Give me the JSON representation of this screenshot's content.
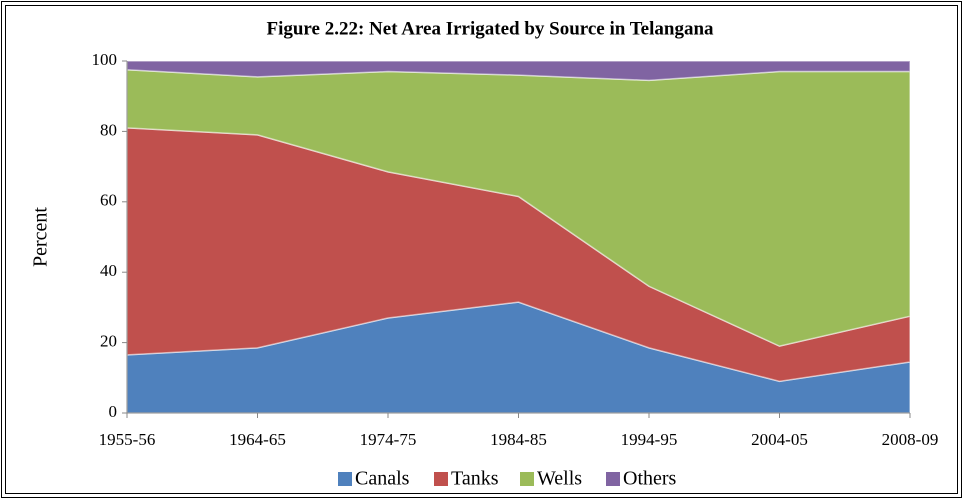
{
  "chart_data": {
    "type": "stacked_area",
    "title": "Figure  2.22:  Net Area Irrigated by Source in  Telangana",
    "y_label": "Percent",
    "categories": [
      "1955-56",
      "1964-65",
      "1974-75",
      "1984-85",
      "1994-95",
      "2004-05",
      "2008-09"
    ],
    "series": [
      {
        "name": "Canals",
        "color": "#4f81bd",
        "values": [
          16.5,
          18.5,
          27,
          31.5,
          18.5,
          9,
          14.5
        ]
      },
      {
        "name": "Tanks",
        "color": "#c0504d",
        "values": [
          64.5,
          60.5,
          41.5,
          30,
          17.5,
          10,
          13
        ]
      },
      {
        "name": "Wells",
        "color": "#9bbb59",
        "values": [
          16.5,
          16.5,
          28.5,
          34.5,
          58.5,
          78,
          69.5
        ]
      },
      {
        "name": "Others",
        "color": "#8064a2",
        "values": [
          2.5,
          4.5,
          3,
          4,
          5.5,
          3,
          3
        ]
      }
    ],
    "ylim": [
      0,
      100
    ],
    "yticks": [
      0,
      20,
      40,
      60,
      80,
      100
    ],
    "legend": "bottom"
  }
}
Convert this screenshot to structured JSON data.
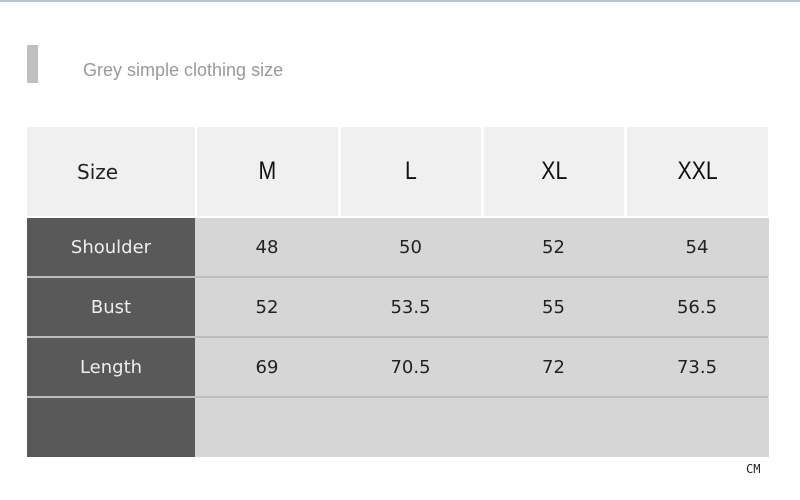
{
  "title": "Grey simple clothing size",
  "table": {
    "header_label": "Size",
    "sizes": [
      "M",
      "L",
      "XL",
      "XXL"
    ],
    "rows": [
      {
        "label": "Shoulder",
        "values": [
          "48",
          "50",
          "52",
          "54"
        ]
      },
      {
        "label": "Bust",
        "values": [
          "52",
          "53.5",
          "55",
          "56.5"
        ]
      },
      {
        "label": "Length",
        "values": [
          "69",
          "70.5",
          "72",
          "73.5"
        ]
      },
      {
        "label": "",
        "values": [
          "",
          "",
          "",
          ""
        ]
      }
    ]
  },
  "unit": "CM",
  "colors": {
    "label_bg": "#595959",
    "value_bg": "#d6d6d6",
    "header_bg": "#f0f0f0",
    "title": "#999999"
  }
}
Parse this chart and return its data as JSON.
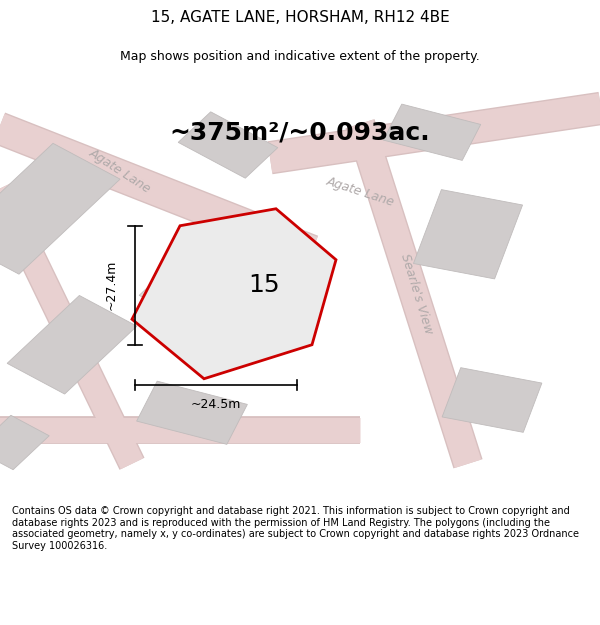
{
  "title": "15, AGATE LANE, HORSHAM, RH12 4BE",
  "subtitle": "Map shows position and indicative extent of the property.",
  "area_text": "~375m²/~0.093ac.",
  "number_label": "15",
  "dim_horiz": "~24.5m",
  "dim_vert": "~27.4m",
  "map_bg": "#f0eeee",
  "street_label_color": "#b0aaaa",
  "plot_outline_color": "#cc0000",
  "plot_fill_color": "#ebebeb",
  "building_fill": "#d0cccc",
  "building_edge": "#c0bcbc",
  "road_fill": "#e8e4e4",
  "road_edge": "#d8d4d4",
  "road_pink": "#e8d0d0",
  "road_pink_edge": "#d8c0c0",
  "footer_text": "Contains OS data © Crown copyright and database right 2021. This information is subject to Crown copyright and database rights 2023 and is reproduced with the permission of HM Land Registry. The polygons (including the associated geometry, namely x, y co-ordinates) are subject to Crown copyright and database rights 2023 Ordnance Survey 100026316.",
  "road_label_1": "Agate Lane",
  "road_label_2": "Agate Lane",
  "road_label_3": "Searle's View",
  "title_fontsize": 11,
  "subtitle_fontsize": 9,
  "area_fontsize": 18,
  "number_fontsize": 18,
  "road_label_fontsize": 9,
  "dim_fontsize": 9,
  "footer_fontsize": 7
}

◆ **GIVEN EXERCISE**: Copy every line above in which the string "screenshot" shows up.

◆ **EXPECTED ANSWER**:
Give me the JSON representation of this screenshot's content.
Convert this screenshot to structured JSON data.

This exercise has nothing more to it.